— Records supplied —
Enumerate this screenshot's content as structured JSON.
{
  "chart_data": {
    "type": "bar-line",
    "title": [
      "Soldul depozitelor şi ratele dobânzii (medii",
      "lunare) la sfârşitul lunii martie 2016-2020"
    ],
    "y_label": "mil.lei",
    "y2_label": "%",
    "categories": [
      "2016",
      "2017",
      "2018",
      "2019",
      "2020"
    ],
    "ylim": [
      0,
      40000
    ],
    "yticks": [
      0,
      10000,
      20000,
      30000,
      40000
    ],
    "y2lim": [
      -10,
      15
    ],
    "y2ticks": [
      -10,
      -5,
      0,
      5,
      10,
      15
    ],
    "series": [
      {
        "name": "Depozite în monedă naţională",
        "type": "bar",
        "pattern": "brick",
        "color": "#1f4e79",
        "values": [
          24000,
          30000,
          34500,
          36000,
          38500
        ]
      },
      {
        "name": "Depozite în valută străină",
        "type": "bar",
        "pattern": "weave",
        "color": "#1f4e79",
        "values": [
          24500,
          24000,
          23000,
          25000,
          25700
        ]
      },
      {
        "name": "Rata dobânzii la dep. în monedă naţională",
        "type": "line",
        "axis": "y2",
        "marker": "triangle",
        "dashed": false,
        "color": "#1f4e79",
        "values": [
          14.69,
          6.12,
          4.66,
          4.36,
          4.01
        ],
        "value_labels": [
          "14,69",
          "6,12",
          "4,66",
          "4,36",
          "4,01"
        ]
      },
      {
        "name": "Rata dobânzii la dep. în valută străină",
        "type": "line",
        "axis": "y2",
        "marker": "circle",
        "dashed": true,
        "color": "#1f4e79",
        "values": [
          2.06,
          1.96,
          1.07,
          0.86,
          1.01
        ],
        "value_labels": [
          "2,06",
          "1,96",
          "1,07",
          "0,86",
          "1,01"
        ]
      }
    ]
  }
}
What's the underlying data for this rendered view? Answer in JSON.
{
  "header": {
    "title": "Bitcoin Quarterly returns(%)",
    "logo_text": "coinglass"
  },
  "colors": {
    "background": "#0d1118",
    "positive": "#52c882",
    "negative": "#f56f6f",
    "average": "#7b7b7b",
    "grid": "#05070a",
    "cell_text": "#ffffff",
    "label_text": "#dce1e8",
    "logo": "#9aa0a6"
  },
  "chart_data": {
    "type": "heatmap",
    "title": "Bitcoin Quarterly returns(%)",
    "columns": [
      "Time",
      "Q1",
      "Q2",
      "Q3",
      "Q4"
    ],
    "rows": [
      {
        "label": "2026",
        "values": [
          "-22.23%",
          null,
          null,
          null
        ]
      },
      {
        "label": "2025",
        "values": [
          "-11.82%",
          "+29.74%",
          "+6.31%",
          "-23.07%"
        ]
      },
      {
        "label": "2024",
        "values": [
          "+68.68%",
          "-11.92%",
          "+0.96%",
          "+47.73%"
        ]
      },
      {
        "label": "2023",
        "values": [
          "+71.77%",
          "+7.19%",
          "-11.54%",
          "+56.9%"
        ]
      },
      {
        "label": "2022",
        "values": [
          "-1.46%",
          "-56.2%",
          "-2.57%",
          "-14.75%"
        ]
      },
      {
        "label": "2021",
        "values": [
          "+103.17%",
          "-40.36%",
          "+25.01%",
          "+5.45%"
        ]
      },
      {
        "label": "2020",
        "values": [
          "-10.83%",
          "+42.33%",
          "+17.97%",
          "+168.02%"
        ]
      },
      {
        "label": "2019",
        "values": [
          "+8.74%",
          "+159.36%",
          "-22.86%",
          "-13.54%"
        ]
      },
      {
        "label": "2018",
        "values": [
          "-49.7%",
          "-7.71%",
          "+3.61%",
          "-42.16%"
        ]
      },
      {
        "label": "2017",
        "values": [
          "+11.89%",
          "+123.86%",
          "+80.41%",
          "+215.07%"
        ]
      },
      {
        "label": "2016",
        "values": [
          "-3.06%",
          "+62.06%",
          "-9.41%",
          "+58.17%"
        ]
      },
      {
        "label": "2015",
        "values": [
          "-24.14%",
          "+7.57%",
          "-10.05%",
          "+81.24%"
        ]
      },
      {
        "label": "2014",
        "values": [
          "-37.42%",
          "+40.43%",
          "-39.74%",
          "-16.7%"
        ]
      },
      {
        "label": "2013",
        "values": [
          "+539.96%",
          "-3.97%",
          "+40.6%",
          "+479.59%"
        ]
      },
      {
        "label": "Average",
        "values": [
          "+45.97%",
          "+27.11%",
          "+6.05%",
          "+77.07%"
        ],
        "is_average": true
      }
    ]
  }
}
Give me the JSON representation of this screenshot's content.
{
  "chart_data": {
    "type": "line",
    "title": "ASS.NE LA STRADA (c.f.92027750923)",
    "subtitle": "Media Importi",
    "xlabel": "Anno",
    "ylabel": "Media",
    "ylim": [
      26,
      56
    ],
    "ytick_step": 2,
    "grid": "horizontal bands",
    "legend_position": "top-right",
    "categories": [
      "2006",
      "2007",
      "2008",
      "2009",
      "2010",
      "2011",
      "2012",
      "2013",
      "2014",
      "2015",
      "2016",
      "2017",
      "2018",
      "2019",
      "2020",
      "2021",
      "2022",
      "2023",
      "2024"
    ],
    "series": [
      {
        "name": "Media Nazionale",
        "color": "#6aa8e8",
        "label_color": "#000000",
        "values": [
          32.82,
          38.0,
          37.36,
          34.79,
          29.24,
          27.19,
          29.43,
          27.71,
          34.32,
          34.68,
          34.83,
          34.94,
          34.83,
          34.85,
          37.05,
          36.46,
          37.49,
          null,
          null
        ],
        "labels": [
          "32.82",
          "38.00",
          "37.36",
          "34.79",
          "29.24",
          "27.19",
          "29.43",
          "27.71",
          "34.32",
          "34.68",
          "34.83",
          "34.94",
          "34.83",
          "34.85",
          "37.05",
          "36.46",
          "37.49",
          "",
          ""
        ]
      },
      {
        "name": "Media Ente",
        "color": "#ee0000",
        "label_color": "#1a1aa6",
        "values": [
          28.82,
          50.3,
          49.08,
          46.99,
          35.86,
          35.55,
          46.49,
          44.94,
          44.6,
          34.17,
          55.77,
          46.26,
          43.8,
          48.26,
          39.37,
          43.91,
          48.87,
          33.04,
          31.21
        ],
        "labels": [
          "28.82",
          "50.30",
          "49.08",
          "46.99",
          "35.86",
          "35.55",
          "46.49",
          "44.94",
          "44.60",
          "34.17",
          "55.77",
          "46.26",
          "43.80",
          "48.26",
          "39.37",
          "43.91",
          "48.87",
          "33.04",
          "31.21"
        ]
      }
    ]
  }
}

— Directive —
Find the string "type" in the listing and return every line that holds it.

— Task result —
    "type": "bar-line",
        "type": "bar",
        "type": "bar",
        "type": "line",
        "type": "line",
    "type": "heatmap",
    "type": "line",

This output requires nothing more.